*Given exercise*
Each line below should be quoted exactly, please.
+ + + + + + +
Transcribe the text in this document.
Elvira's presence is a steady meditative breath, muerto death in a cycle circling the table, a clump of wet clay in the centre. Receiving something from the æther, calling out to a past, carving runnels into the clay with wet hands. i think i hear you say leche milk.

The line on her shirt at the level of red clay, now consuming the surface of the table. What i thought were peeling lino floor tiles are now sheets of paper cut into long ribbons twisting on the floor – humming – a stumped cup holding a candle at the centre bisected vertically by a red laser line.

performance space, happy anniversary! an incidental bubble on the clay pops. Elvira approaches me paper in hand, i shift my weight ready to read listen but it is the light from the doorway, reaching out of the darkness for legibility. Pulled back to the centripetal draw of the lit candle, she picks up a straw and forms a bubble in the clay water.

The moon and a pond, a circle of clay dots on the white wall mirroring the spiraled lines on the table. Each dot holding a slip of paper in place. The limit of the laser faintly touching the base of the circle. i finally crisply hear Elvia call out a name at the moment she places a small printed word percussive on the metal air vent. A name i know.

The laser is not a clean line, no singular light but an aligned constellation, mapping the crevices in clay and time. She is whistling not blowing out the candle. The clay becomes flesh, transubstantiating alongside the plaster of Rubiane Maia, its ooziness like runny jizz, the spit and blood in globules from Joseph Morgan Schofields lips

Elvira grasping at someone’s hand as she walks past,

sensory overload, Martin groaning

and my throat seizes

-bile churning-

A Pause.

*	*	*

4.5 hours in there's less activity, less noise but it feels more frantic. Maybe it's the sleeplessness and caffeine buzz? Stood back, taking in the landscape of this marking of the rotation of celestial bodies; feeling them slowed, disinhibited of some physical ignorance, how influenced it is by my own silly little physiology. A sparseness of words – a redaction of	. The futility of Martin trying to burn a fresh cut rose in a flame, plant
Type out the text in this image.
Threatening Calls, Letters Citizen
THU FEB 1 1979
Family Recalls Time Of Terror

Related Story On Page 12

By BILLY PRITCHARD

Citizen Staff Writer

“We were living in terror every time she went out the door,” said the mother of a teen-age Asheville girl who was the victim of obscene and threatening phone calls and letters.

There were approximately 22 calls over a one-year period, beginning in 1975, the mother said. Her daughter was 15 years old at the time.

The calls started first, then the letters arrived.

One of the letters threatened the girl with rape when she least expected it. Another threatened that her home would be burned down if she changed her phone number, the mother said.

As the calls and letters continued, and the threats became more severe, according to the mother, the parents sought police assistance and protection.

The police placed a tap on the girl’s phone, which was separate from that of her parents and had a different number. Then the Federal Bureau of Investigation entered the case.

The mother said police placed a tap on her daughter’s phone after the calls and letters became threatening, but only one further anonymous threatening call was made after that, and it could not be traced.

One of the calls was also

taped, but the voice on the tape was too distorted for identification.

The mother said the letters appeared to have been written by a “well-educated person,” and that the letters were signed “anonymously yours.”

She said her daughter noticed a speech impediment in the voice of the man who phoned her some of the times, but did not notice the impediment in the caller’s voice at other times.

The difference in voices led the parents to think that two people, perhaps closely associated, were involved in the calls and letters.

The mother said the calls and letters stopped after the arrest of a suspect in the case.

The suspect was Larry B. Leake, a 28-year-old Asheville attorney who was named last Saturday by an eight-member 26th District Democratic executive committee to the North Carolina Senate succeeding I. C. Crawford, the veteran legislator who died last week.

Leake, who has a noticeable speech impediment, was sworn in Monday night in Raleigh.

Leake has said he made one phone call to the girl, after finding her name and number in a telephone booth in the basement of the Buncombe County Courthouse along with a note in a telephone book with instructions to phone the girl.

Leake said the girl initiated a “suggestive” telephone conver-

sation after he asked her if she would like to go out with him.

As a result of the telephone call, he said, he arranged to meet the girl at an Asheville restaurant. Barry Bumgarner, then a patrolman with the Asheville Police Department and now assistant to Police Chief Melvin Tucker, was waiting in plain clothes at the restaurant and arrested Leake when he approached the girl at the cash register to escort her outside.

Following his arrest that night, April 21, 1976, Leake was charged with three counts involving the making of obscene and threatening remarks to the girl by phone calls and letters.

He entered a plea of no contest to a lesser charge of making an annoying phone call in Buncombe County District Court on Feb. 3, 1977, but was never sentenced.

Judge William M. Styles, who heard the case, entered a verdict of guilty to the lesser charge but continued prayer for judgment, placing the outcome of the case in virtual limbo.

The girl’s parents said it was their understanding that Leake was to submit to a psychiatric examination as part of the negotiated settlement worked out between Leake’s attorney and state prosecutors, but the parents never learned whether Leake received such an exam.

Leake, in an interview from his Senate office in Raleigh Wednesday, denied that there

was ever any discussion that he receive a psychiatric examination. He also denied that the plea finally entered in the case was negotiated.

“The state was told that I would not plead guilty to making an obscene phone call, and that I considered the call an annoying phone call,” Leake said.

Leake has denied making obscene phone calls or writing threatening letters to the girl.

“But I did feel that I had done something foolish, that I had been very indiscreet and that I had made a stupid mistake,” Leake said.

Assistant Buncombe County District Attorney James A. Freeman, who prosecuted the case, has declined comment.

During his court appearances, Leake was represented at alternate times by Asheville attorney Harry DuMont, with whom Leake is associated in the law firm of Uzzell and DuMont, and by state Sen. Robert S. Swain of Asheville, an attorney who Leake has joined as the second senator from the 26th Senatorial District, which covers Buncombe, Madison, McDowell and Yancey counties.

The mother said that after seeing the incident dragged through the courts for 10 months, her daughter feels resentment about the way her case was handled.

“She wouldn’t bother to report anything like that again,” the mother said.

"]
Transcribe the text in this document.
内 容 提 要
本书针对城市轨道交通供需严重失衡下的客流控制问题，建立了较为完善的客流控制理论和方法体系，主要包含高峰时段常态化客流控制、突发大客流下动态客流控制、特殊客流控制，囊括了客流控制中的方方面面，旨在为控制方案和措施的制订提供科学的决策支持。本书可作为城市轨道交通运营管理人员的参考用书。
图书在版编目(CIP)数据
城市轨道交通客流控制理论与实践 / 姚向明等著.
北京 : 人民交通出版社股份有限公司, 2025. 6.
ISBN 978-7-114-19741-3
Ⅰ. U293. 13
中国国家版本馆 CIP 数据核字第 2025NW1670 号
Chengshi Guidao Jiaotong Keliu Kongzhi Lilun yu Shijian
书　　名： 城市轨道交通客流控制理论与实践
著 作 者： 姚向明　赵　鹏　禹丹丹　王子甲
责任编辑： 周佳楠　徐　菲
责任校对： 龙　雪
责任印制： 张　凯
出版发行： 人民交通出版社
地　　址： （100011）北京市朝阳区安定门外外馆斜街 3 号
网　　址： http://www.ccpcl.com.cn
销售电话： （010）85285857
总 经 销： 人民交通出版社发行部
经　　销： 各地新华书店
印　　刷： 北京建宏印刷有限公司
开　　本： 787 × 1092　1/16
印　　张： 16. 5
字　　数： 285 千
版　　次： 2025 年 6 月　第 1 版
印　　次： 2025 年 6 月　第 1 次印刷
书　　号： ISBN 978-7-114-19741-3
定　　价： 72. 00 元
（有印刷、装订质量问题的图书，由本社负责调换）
+ + + + + + +
*Full answer*
Transcribe the text in this document.
Elvira's presence is a steady meditative breath, muerto death in a cycle circling the table, a clump of wet clay in the centre. Receiving something from the æther, calling out to a past, carving runnels into the clay with wet hands. i think i hear you say leche milk.

The line on her shirt at the level of red clay, now consuming the surface of the table. What i thought were peeling lino floor tiles are now sheets of paper cut into long ribbons twisting on the floor – humming – a stumped cup holding a candle at the centre bisected vertically by a red laser line.

performance space, happy anniversary! an incidental bubble on the clay pops. Elvira approaches me paper in hand, i shift my weight ready to read listen but it is the light from the doorway, reaching out of the darkness for legibility. Pulled back to the centripetal draw of the lit candle, she picks up a straw and forms a bubble in the clay water.

The moon and a pond, a circle of clay dots on the white wall mirroring the spiraled lines on the table. Each dot holding a slip of paper in place. The limit of the laser faintly touching the base of the circle. i finally crisply hear Elvia call out a name at the moment she places a small printed word percussive on the metal air vent. A name i know.

The laser is not a clean line, no singular light but an aligned constellation, mapping the crevices in clay and time. She is whistling not blowing out the candle. The clay becomes flesh, transubstantiating alongside the plaster of Rubiane Maia, its ooziness like runny jizz, the spit and blood in globules from Joseph Morgan Schofields lips

Elvira grasping at someone’s hand as she walks past,

sensory overload, Martin groaning

and my throat seizes

-bile churning-

A Pause.

*	*	*

4.5 hours in there's less activity, less noise but it feels more frantic. Maybe it's the sleeplessness and caffeine buzz? Stood back, taking in the landscape of this marking of the rotation of celestial bodies; feeling them slowed, disinhibited of some physical ignorance, how influenced it is by my own silly little physiology. A sparseness of words – a redaction of	. The futility of Martin trying to burn a fresh cut rose in a flame, plant
Type out the text in this image.
Threatening Calls, Letters Citizen
THU FEB 1 1979
Family Recalls Time Of Terror

Related Story On Page 12

By BILLY PRITCHARD

Citizen Staff Writer

“We were living in terror every time she went out the door,” said the mother of a teen-age Asheville girl who was the victim of obscene and threatening phone calls and letters.

There were approximately 22 calls over a one-year period, beginning in 1975, the mother said. Her daughter was 15 years old at the time.

The calls started first, then the letters arrived.

One of the letters threatened the girl with rape when she least expected it. Another threatened that her home would be burned down if she changed her phone number, the mother said.

As the calls and letters continued, and the threats became more severe, according to the mother, the parents sought police assistance and protection.

The police placed a tap on the girl’s phone, which was separate from that of her parents and had a different number. Then the Federal Bureau of Investigation entered the case.

The mother said police placed a tap on her daughter’s phone after the calls and letters became threatening, but only one further anonymous threatening call was made after that, and it could not be traced.

One of the calls was also

taped, but the voice on the tape was too distorted for identification.

The mother said the letters appeared to have been written by a “well-educated person,” and that the letters were signed “anonymously yours.”

She said her daughter noticed a speech impediment in the voice of the man who phoned her some of the times, but did not notice the impediment in the caller’s voice at other times.

The difference in voices led the parents to think that two people, perhaps closely associated, were involved in the calls and letters.

The mother said the calls and letters stopped after the arrest of a suspect in the case.

The suspect was Larry B. Leake, a 28-year-old Asheville attorney who was named last Saturday by an eight-member 26th District Democratic executive committee to the North Carolina Senate succeeding I. C. Crawford, the veteran legislator who died last week.

Leake, who has a noticeable speech impediment, was sworn in Monday night in Raleigh.

Leake has said he made one phone call to the girl, after finding her name and number in a telephone booth in the basement of the Buncombe County Courthouse along with a note in a telephone book with instructions to phone the girl.

Leake said the girl initiated a “suggestive” telephone conver-

sation after he asked her if she would like to go out with him.

As a result of the telephone call, he said, he arranged to meet the girl at an Asheville restaurant. Barry Bumgarner, then a patrolman with the Asheville Police Department and now assistant to Police Chief Melvin Tucker, was waiting in plain clothes at the restaurant and arrested Leake when he approached the girl at the cash register to escort her outside.

Following his arrest that night, April 21, 1976, Leake was charged with three counts involving the making of obscene and threatening remarks to the girl by phone calls and letters.

He entered a plea of no contest to a lesser charge of making an annoying phone call in Buncombe County District Court on Feb. 3, 1977, but was never sentenced.

Judge William M. Styles, who heard the case, entered a verdict of guilty to the lesser charge but continued prayer for judgment, placing the outcome of the case in virtual limbo.

The girl’s parents said it was their understanding that Leake was to submit to a psychiatric examination as part of the negotiated settlement worked out between Leake’s attorney and state prosecutors, but the parents never learned whether Leake received such an exam.

Leake, in an interview from his Senate office in Raleigh Wednesday, denied that there

was ever any discussion that he receive a psychiatric examination. He also denied that the plea finally entered in the case was negotiated.

“The state was told that I would not plead guilty to making an obscene phone call, and that I considered the call an annoying phone call,” Leake said.

Leake has denied making obscene phone calls or writing threatening letters to the girl.

“But I did feel that I had done something foolish, that I had been very indiscreet and that I had made a stupid mistake,” Leake said.

Assistant Buncombe County District Attorney James A. Freeman, who prosecuted the case, has declined comment.

During his court appearances, Leake was represented at alternate times by Asheville attorney Harry DuMont, with whom Leake is associated in the law firm of Uzzell and DuMont, and by state Sen. Robert S. Swain of Asheville, an attorney who Leake has joined as the second senator from the 26th Senatorial District, which covers Buncombe, Madison, McDowell and Yancey counties.

The mother said that after seeing the incident dragged through the courts for 10 months, her daughter feels resentment about the way her case was handled.

“She wouldn’t bother to report anything like that again,” the mother said.

"]
Transcribe the text in this document.
内 容 提 要
本书针对城市轨道交通供需严重失衡下的客流控制问题，建立了较为完善的客流控制理论和方法体系，主要包含高峰时段常态化客流控制、突发大客流下动态客流控制、特殊客流控制，囊括了客流控制中的方方面面，旨在为控制方案和措施的制订提供科学的决策支持。本书可作为城市轨道交通运营管理人员的参考用书。
图书在版编目(CIP)数据
城市轨道交通客流控制理论与实践 / 姚向明等著.
北京 : 人民交通出版社股份有限公司, 2025. 6.
ISBN 978-7-114-19741-3
Ⅰ. U293. 13
中国国家版本馆 CIP 数据核字第 2025NW1670 号
Chengshi Guidao Jiaotong Keliu Kongzhi Lilun yu Shijian
书　　名： 城市轨道交通客流控制理论与实践
著 作 者： 姚向明　赵　鹏　禹丹丹　王子甲
责任编辑： 周佳楠　徐　菲
责任校对： 龙　雪
责任印制： 张　凯
出版发行： 人民交通出版社
地　　址： （100011）北京市朝阳区安定门外外馆斜街 3 号
网　　址： http://www.ccpcl.com.cn
销售电话： （010）85285857
总 经 销： 人民交通出版社发行部
经　　销： 各地新华书店
印　　刷： 北京建宏印刷有限公司
开　　本： 787 × 1092　1/16
印　　张： 16. 5
字　　数： 285 千
版　　次： 2025 年 6 月　第 1 版
印　　次： 2025 年 6 月　第 1 次印刷
书　　号： ISBN 978-7-114-19741-3
定　　价： 72. 00 元
（有印刷、装订质量问题的图书，由本社负责调换）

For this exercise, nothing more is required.